EXERCISE INSTRUCTIONS ▸
Omit images. Retype all entries verbatim.

SOURCE RECORDS ▸

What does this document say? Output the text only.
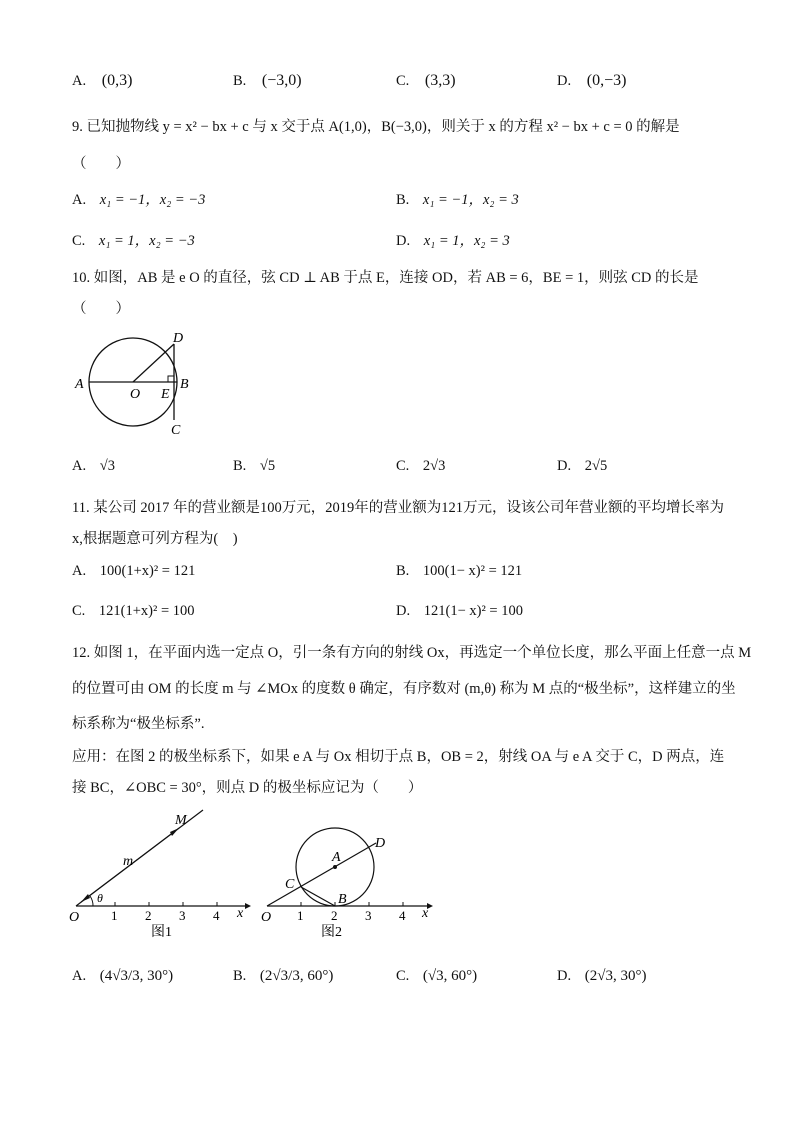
A. (0,3)	B. (−3,0)	C. (3,3)	D. (0,−3)
9. 已知抛物线 y = x² − bx + c 与 x 交于点 A(1,0)，B(−3,0)，则关于 x 的方程 x² − bx + c = 0 的解是
（　　）
A. x₁ = −1，x₂ = −3	B. x₁ = −1，x₂ = 3
C. x₁ = 1，x₂ = −3	D. x₁ = 1，x₂ = 3
10. 如图，AB 是 e O 的直径，弦 CD ⊥ AB 于点 E，连接 OD，若 AB = 6，BE = 1，则弦 CD 的长是
（　　）
A
O E
B
D
C
A. √3	B. √5	C. 2√3	D. 2√5
11. 某公司 2017 年的营业额是100万元，2019年的营业额为121万元，设该公司年营业额的平均增长率为
x,根据题意可列方程为(　)
A. 100(1+x)² = 121	B. 100(1− x)² = 121
C. 121(1+x)² = 100	D. 121(1− x)² = 100
12. 如图 1，在平面内选一定点 O，引一条有方向的射线 Ox，再选定一个单位长度，那么平面上任意一点 M
的位置可由 OM 的长度 m 与 ∠MOx 的度数 θ 确定，有序数对 (m,θ) 称为 M 点的“极坐标”，这样建立的坐
标系称为“极坐标系”.
应用：在图 2 的极坐标系下，如果 e A 与 Ox 相切于点 B，OB = 2，射线 OA 与 e A 交于 C，D 两点，连
接 BC，∠OBC = 30°，则点 D 的极坐标应记为（　　）
M
m
θ
O 1 2 3 4 x
图1
A
D
C
B
O 1 2 3 4 x
图2
A. (4√3/3, 30°)	B. (2√3/3, 60°)	C. (√3, 60°)	D. (2√3, 30°)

SOLUTION TO THIS TASK ▸
What does this document say? Output the text only.
A. (0,3)	B. (−3,0)	C. (3,3)	D. (0,−3)
9. 已知抛物线 y = x² − bx + c 与 x 交于点 A(1,0)，B(−3,0)，则关于 x 的方程 x² − bx + c = 0 的解是
（　　）
A. x₁ = −1，x₂ = −3	B. x₁ = −1，x₂ = 3
C. x₁ = 1，x₂ = −3	D. x₁ = 1，x₂ = 3
10. 如图，AB 是 e O 的直径，弦 CD ⊥ AB 于点 E，连接 OD，若 AB = 6，BE = 1，则弦 CD 的长是
（　　）
A
O E
B
D
C
A. √3	B. √5	C. 2√3	D. 2√5
11. 某公司 2017 年的营业额是100万元，2019年的营业额为121万元，设该公司年营业额的平均增长率为
x,根据题意可列方程为(　)
A. 100(1+x)² = 121	B. 100(1− x)² = 121
C. 121(1+x)² = 100	D. 121(1− x)² = 100
12. 如图 1，在平面内选一定点 O，引一条有方向的射线 Ox，再选定一个单位长度，那么平面上任意一点 M
的位置可由 OM 的长度 m 与 ∠MOx 的度数 θ 确定，有序数对 (m,θ) 称为 M 点的“极坐标”，这样建立的坐
标系称为“极坐标系”.
应用：在图 2 的极坐标系下，如果 e A 与 Ox 相切于点 B，OB = 2，射线 OA 与 e A 交于 C，D 两点，连
接 BC，∠OBC = 30°，则点 D 的极坐标应记为（　　）
M
m
θ
O 1 2 3 4 x
图1
A
D
C
B
O 1 2 3 4 x
图2
A. (4√3/3, 30°)	B. (2√3/3, 60°)	C. (√3, 60°)	D. (2√3, 30°)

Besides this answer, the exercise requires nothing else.